• _Passage provided_:
----------------
The results of the computation can be seen below. The left image is the original greyscale image, and the right image is the edge-detected image your kernel should emit.
(a) Original input image
(b) Edge-detected image
Figure 1: Results of kernel processing.
Your accelerator will apply two convolution kernels, each of size 1x3 and 3x1. The two convolution filters are shown below, in Figure 2. Each stencil should sweep over the whole image, as described during the convolutional neural network portion of the course. Since the vertical convolution can only be applied to rows between row 2 and row Height-1, and the horizontal convolution for columns 2 to Width-1, let’s set the edge pixels of the output image to zeros. (For more information, check out this stackexchange thread, which talks about 3x3 sobel filters: https://dsp.stackexchange.com/questions/35948/why-is-zero-padding-requiredfor-sobel-edge-eetection)
-1 0 1 -1 0 1
Figure 2: A 3x1 and 1x3 kernel for edge detection.
The results of these two filters will generate two separate 512x256 images. For this lab, you should simply average them together, in order to generate a single, edge-detected image.
Provided Material
First, you should clone the FPGA codebase git repository (ulx3s_bsv) as described in the FPGA toolchain introduction slides. The codebase for this lab is in “projects/image_proc”. The single file you need to edit is HwMain.bsv.
In order to compile and run the project, simply run “make runsim”. It will create three output files: “output.dat”, which is a binary stream of 8-bit greyscale pixels of the processed image, “output.png”, which is the processed image file in a png format, and “system.log” which stores the output emitted either by printf in cpp/main.cpp, or by $display in HwMain.bsv. If you have X-forwarding enabled, the makefile will also create a window to show the resulting image.
Initially, the log output will say image processing takes “131,075 cycles”. Which is a good number since 256*512 = 131,072. We don’t want to increase this number too much with the filter implementation.
Suggested Approach
The current HwMain implementation simply forwards the input image stream to the output. To ease development of the filters, I have already added two row buffers, rowbufferQ1 and rowbufferQ2. Your task is to implement the two filters in a manner similar to the “systolic array design for convolutions”, which was introduced in the Lecture 10 slides.
There are two suggested points of importance during implementation:
First, you will have to introduce special handling for some padding pixels. Since, for example, a 3x1 filter (width of 3 and height of 1) can only be applied “width-2” times for each row, simply sweeping the filter over the whole image will result in a smaller number of pixels than the source. Same for a 1x3 filter. To remedy this, you may need to add zero-padding pixels.
Second, be mindful of the pixels offsets generated by the 1x3 and 3x1 filters. For the 1x3 filter (height of 3), the first output pixel will correspond to a pixel in the second row, first column, whereas the first pixel emitted by the 3x1 pixel will correspond to a pixel in the first row, second column.
What to Submit
You do not need to submit code. Please submit a short documentation describing your implementation (ideally including a schematic), and the performance evaluation.
You can obtain the cycle count from the system.log output, and you can obtain the clock speed form the toolchain guide. From these numbers, you can calculate the latency of each image processing on the real hardware.
----------------
[Region boundary data]
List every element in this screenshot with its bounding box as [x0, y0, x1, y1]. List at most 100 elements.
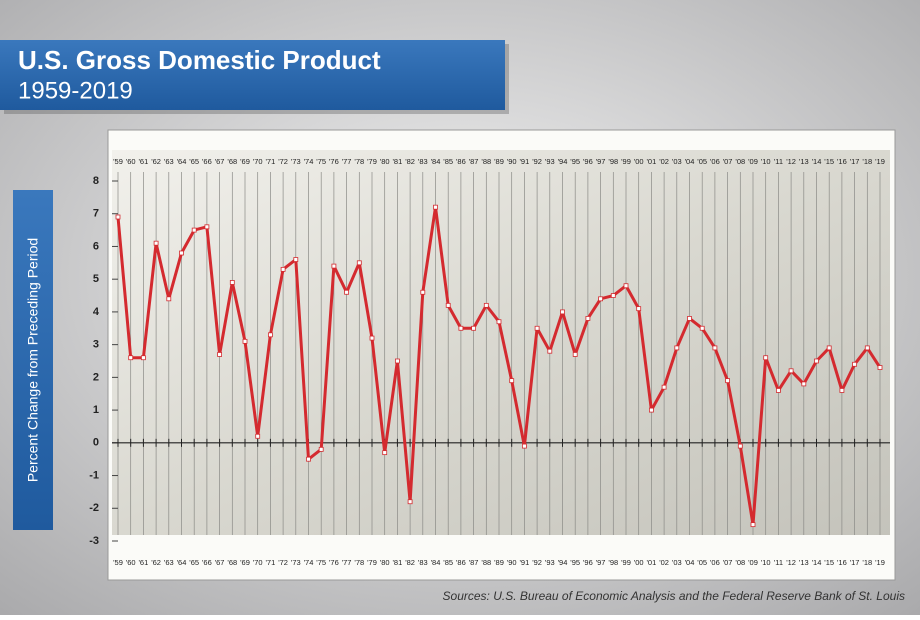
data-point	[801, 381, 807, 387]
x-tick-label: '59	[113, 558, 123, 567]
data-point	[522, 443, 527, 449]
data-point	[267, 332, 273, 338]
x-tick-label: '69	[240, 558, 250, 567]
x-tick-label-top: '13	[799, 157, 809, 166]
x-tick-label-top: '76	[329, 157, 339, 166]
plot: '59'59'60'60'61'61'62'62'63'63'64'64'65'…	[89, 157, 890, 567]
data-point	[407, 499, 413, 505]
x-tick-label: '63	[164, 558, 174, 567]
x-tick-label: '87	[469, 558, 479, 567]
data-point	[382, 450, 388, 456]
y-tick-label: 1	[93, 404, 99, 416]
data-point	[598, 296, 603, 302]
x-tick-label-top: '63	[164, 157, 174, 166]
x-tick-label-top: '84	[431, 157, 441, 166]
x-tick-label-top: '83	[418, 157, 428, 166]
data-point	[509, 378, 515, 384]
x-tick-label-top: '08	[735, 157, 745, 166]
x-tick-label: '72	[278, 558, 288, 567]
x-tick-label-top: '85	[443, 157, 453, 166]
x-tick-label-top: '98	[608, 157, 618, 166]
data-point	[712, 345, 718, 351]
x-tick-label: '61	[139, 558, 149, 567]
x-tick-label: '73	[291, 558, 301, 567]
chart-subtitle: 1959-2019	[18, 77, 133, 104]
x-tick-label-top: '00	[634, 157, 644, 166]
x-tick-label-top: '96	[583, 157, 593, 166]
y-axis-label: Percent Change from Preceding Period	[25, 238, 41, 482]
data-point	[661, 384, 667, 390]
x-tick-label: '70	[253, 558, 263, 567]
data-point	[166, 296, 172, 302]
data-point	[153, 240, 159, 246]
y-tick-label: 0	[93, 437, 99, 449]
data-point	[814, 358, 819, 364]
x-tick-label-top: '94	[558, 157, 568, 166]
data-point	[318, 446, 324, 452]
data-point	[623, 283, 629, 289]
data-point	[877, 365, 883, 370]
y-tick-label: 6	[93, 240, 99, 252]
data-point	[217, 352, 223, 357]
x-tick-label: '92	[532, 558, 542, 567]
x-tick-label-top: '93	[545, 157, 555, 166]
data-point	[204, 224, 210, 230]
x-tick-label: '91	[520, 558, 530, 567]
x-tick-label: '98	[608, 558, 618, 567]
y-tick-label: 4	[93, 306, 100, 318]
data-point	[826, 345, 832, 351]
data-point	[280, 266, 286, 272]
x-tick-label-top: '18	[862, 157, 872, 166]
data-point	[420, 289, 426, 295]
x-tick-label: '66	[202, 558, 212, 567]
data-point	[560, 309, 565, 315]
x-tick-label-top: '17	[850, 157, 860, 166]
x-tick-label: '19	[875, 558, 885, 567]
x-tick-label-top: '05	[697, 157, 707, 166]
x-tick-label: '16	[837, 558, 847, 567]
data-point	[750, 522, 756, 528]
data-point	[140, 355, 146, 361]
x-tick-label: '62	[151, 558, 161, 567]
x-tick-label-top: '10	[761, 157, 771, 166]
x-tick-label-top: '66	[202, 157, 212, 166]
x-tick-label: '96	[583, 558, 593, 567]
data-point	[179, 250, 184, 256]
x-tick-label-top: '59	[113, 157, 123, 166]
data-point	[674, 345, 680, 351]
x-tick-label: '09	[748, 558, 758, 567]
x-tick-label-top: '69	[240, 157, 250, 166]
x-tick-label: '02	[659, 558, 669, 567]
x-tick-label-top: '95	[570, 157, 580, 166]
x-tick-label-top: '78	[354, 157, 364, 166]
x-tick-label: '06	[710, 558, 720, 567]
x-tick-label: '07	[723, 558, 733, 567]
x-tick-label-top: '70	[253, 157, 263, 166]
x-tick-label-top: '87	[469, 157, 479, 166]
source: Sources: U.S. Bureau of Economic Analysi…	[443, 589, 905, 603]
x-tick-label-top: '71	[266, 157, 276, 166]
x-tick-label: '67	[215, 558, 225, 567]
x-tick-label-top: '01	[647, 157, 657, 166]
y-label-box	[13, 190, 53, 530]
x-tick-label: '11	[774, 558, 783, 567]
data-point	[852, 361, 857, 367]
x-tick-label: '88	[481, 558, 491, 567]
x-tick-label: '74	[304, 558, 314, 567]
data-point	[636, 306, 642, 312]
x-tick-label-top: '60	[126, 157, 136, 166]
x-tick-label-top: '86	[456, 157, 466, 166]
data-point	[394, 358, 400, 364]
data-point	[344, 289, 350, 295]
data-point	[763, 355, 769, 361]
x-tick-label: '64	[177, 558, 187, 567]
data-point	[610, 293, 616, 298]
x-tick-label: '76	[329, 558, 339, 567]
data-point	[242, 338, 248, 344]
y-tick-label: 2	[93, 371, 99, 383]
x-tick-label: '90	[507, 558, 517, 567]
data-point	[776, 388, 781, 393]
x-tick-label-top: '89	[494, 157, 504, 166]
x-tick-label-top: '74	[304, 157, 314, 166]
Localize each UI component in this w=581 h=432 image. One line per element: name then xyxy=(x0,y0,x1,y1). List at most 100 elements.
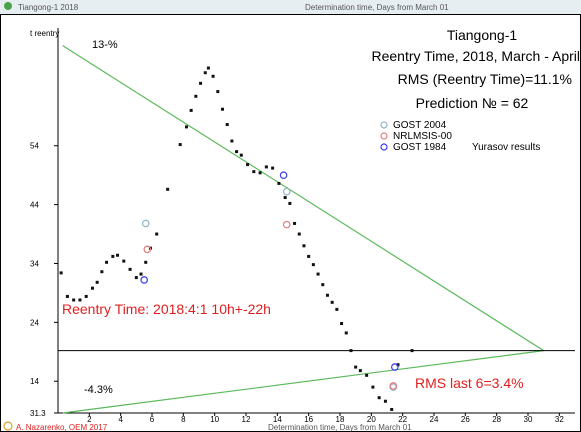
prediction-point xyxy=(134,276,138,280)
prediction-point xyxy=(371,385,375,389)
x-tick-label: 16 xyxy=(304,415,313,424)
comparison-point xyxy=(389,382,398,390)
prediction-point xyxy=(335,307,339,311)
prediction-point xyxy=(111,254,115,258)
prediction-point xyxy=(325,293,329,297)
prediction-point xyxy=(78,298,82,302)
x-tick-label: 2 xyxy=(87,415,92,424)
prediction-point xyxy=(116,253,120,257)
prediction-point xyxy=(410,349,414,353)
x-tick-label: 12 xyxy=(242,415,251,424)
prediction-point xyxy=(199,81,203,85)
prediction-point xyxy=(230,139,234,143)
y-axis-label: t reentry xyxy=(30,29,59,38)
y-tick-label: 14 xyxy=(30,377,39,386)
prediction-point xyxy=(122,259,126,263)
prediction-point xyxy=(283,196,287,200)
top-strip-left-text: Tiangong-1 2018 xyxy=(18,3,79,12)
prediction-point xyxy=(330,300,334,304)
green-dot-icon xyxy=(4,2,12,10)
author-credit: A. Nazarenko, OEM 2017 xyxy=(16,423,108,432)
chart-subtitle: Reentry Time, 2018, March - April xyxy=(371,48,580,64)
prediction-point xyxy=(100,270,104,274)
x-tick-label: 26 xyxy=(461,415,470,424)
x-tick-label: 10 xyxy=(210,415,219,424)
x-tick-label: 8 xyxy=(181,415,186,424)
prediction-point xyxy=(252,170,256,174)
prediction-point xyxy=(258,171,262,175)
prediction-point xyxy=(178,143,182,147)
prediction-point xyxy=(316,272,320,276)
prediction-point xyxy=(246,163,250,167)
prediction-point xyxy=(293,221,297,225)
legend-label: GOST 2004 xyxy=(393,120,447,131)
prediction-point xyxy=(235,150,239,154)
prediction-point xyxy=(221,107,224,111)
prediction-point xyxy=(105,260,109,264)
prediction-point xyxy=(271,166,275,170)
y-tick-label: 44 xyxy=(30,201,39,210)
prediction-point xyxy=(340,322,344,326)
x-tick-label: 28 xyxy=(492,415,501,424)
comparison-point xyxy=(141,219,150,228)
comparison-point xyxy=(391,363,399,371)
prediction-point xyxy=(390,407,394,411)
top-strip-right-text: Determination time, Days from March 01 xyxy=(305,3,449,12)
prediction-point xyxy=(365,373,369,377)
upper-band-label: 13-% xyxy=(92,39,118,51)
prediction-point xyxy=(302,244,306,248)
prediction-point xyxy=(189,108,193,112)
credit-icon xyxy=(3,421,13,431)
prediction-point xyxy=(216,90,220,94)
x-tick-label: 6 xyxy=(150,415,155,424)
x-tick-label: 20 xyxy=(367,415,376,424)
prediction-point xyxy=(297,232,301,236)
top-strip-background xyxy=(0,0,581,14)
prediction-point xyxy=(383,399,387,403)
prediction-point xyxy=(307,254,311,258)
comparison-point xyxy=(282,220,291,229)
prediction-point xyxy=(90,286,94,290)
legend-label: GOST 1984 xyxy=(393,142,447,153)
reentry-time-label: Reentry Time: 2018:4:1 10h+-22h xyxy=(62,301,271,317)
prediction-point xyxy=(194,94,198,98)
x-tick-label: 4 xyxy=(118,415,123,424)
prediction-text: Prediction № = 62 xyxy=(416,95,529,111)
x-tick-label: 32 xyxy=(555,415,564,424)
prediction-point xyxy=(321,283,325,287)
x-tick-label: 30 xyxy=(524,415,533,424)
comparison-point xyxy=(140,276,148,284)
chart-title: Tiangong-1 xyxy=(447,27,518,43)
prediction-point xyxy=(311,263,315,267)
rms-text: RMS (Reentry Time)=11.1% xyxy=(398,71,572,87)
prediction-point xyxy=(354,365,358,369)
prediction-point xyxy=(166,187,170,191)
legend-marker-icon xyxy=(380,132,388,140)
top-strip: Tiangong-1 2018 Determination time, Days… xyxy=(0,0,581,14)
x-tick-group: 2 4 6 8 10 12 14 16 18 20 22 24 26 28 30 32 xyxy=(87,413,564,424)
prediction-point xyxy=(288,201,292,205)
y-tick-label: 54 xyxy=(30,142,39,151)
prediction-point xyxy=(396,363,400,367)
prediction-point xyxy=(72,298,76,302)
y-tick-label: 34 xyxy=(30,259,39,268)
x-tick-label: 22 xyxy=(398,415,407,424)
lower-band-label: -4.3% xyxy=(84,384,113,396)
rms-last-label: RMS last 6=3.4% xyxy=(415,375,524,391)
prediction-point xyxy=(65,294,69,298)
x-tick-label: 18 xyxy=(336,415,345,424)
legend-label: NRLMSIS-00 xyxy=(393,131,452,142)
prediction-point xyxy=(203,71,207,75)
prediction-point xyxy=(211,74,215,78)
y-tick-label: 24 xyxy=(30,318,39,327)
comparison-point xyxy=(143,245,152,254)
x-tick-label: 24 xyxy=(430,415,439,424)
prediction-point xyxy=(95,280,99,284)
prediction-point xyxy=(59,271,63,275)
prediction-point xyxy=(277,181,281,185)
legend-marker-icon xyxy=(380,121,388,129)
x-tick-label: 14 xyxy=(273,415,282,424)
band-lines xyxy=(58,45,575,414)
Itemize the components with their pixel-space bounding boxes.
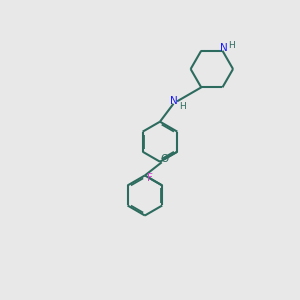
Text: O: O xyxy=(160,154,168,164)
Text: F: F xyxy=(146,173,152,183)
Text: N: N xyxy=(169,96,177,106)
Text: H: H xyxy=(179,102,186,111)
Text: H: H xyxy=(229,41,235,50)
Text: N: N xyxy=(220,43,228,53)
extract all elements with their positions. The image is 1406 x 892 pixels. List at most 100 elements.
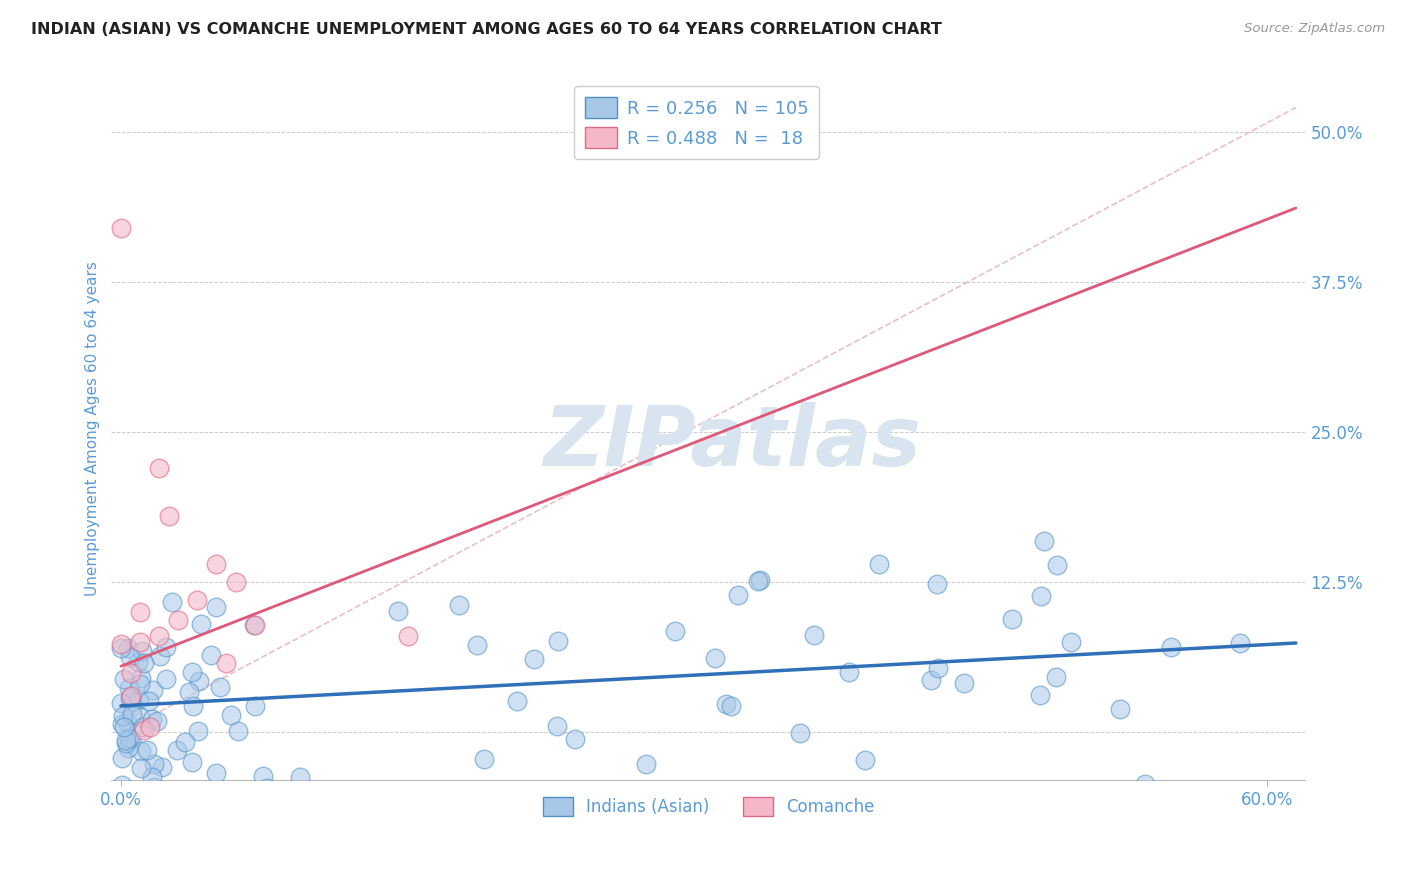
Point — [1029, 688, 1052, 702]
----------------
• _Set task 1_: Which single file does the edge-detection lab text say you need to edit?
• _Set task 2_: In the entries, retype the lines starting with the one that contains "381, 807, 387]" and ending after the one that contains "499, 413, 505]".

• _Final answer 1_: HwMain.bsv

• _Final answer 2_:
data-point	[801, 381, 807, 387]
x-tick-label: '59	[113, 558, 123, 567]
data-point	[522, 443, 527, 449]
data-point	[267, 332, 273, 338]
x-tick-label: '69	[240, 558, 250, 567]
x-tick-label-top: '13	[799, 157, 809, 166]
x-tick-label-top: '76	[329, 157, 339, 166]
plot: '59'59'60'60'61'61'62'62'63'63'64'64'65'…	[89, 157, 890, 567]
data-point	[407, 499, 413, 505]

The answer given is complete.